**SUPPLIED RECORDS:**
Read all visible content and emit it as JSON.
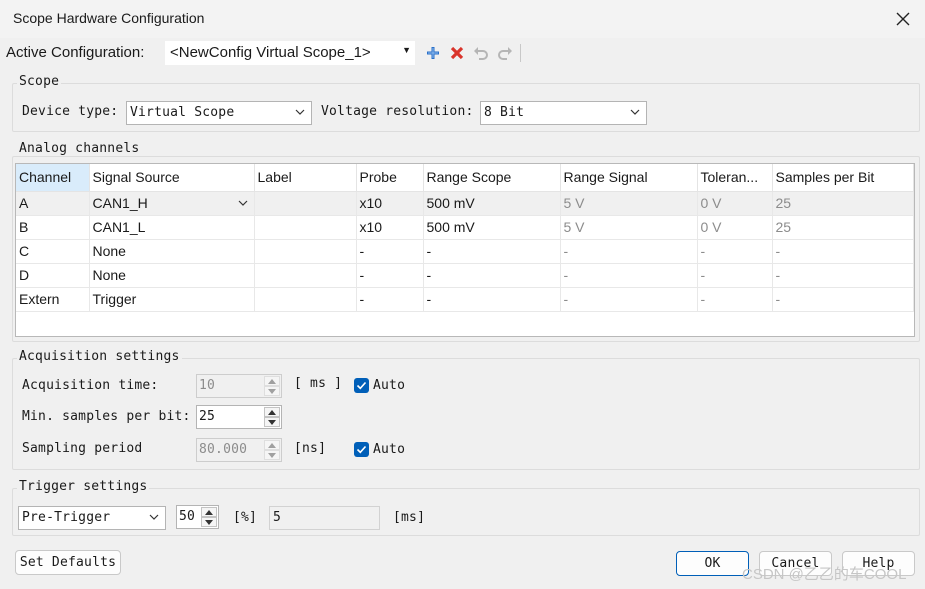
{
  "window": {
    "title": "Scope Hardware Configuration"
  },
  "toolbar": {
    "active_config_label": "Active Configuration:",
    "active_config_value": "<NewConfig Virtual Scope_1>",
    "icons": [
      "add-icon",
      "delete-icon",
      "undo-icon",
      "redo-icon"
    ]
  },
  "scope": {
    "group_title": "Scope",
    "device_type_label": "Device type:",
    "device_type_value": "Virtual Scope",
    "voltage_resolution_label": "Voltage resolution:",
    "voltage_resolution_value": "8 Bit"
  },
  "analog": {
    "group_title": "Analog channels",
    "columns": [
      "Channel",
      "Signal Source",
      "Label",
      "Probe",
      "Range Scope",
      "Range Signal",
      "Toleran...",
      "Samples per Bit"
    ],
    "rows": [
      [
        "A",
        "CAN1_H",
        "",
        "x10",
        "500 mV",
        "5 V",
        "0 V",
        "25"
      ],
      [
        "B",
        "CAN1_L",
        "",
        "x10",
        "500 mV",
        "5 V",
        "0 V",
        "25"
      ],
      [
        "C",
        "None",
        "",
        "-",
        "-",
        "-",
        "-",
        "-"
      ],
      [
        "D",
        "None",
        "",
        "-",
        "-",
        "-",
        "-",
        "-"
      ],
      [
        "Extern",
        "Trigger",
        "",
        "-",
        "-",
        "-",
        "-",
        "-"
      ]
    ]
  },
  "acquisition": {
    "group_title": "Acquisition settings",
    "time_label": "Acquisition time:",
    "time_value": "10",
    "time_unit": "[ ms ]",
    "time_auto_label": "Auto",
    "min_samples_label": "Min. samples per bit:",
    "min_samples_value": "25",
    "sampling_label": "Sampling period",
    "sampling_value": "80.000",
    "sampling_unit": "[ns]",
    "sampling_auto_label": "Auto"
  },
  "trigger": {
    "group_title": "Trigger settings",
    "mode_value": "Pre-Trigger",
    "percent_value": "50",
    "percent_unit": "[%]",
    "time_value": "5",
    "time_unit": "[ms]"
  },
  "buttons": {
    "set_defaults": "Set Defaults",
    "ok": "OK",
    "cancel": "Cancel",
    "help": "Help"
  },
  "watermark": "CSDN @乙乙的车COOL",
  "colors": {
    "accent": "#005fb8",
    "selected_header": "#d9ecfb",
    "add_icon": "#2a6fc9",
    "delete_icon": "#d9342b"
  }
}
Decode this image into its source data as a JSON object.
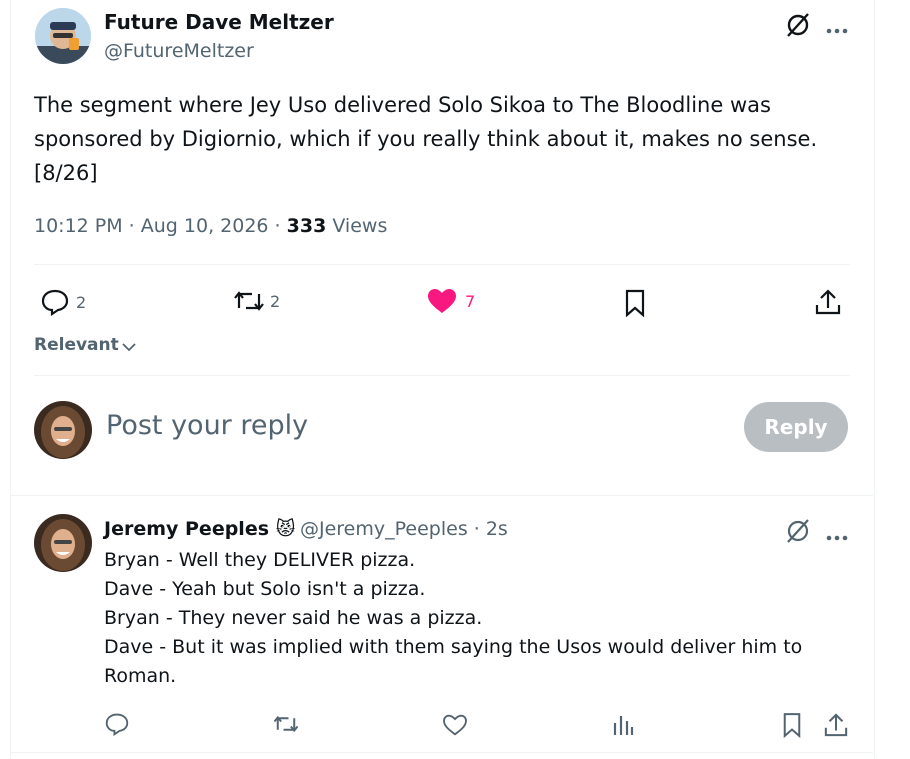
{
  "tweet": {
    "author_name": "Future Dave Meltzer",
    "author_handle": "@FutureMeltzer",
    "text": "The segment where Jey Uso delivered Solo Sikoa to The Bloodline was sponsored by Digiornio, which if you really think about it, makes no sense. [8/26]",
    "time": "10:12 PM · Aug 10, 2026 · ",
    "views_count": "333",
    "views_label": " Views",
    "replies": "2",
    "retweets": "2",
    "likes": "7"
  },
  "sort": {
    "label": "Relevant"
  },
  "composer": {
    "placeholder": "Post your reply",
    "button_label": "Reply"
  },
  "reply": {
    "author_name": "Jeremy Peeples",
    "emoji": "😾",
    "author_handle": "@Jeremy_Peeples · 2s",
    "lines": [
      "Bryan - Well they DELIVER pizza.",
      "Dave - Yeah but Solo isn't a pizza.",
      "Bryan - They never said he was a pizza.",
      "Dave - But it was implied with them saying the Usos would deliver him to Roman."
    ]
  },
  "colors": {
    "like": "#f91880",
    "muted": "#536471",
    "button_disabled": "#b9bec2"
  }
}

**WHAT THE TASK ASKS:**
Repeat the material verbatim. Do not carry over any picture.

**PROBLEM SOLUTION:**
Read all visible content and emit it as JSON.
{
  "window": {
    "title": "Scope Hardware Configuration"
  },
  "toolbar": {
    "active_config_label": "Active Configuration:",
    "active_config_value": "<NewConfig Virtual Scope_1>",
    "icons": [
      "add-icon",
      "delete-icon",
      "undo-icon",
      "redo-icon"
    ]
  },
  "scope": {
    "group_title": "Scope",
    "device_type_label": "Device type:",
    "device_type_value": "Virtual Scope",
    "voltage_resolution_label": "Voltage resolution:",
    "voltage_resolution_value": "8 Bit"
  },
  "analog": {
    "group_title": "Analog channels",
    "columns": [
      "Channel",
      "Signal Source",
      "Label",
      "Probe",
      "Range Scope",
      "Range Signal",
      "Toleran...",
      "Samples per Bit"
    ],
    "rows": [
      [
        "A",
        "CAN1_H",
        "",
        "x10",
        "500 mV",
        "5 V",
        "0 V",
        "25"
      ],
      [
        "B",
        "CAN1_L",
        "",
        "x10",
        "500 mV",
        "5 V",
        "0 V",
        "25"
      ],
      [
        "C",
        "None",
        "",
        "-",
        "-",
        "-",
        "-",
        "-"
      ],
      [
        "D",
        "None",
        "",
        "-",
        "-",
        "-",
        "-",
        "-"
      ],
      [
        "Extern",
        "Trigger",
        "",
        "-",
        "-",
        "-",
        "-",
        "-"
      ]
    ]
  },
  "acquisition": {
    "group_title": "Acquisition settings",
    "time_label": "Acquisition time:",
    "time_value": "10",
    "time_unit": "[ ms ]",
    "time_auto_label": "Auto",
    "min_samples_label": "Min. samples per bit:",
    "min_samples_value": "25",
    "sampling_label": "Sampling period",
    "sampling_value": "80.000",
    "sampling_unit": "[ns]",
    "sampling_auto_label": "Auto"
  },
  "trigger": {
    "group_title": "Trigger settings",
    "mode_value": "Pre-Trigger",
    "percent_value": "50",
    "percent_unit": "[%]",
    "time_value": "5",
    "time_unit": "[ms]"
  },
  "buttons": {
    "set_defaults": "Set Defaults",
    "ok": "OK",
    "cancel": "Cancel",
    "help": "Help"
  },
  "watermark": "CSDN @乙乙的车COOL",
  "colors": {
    "accent": "#005fb8",
    "selected_header": "#d9ecfb",
    "add_icon": "#2a6fc9",
    "delete_icon": "#d9342b"
  }
}
Decode this image into its source data as a JSON object.
{
  "tweet": {
    "author_name": "Future Dave Meltzer",
    "author_handle": "@FutureMeltzer",
    "text": "The segment where Jey Uso delivered Solo Sikoa to The Bloodline was sponsored by Digiornio, which if you really think about it, makes no sense. [8/26]",
    "time": "10:12 PM · Aug 10, 2026 · ",
    "views_count": "333",
    "views_label": " Views",
    "replies": "2",
    "retweets": "2",
    "likes": "7"
  },
  "sort": {
    "label": "Relevant"
  },
  "composer": {
    "placeholder": "Post your reply",
    "button_label": "Reply"
  },
  "reply": {
    "author_name": "Jeremy Peeples",
    "emoji": "😾",
    "author_handle": "@Jeremy_Peeples · 2s",
    "lines": [
      "Bryan - Well they DELIVER pizza.",
      "Dave - Yeah but Solo isn't a pizza.",
      "Bryan - They never said he was a pizza.",
      "Dave - But it was implied with them saying the Usos would deliver him to Roman."
    ]
  },
  "colors": {
    "like": "#f91880",
    "muted": "#536471",
    "button_disabled": "#b9bec2"
  }
}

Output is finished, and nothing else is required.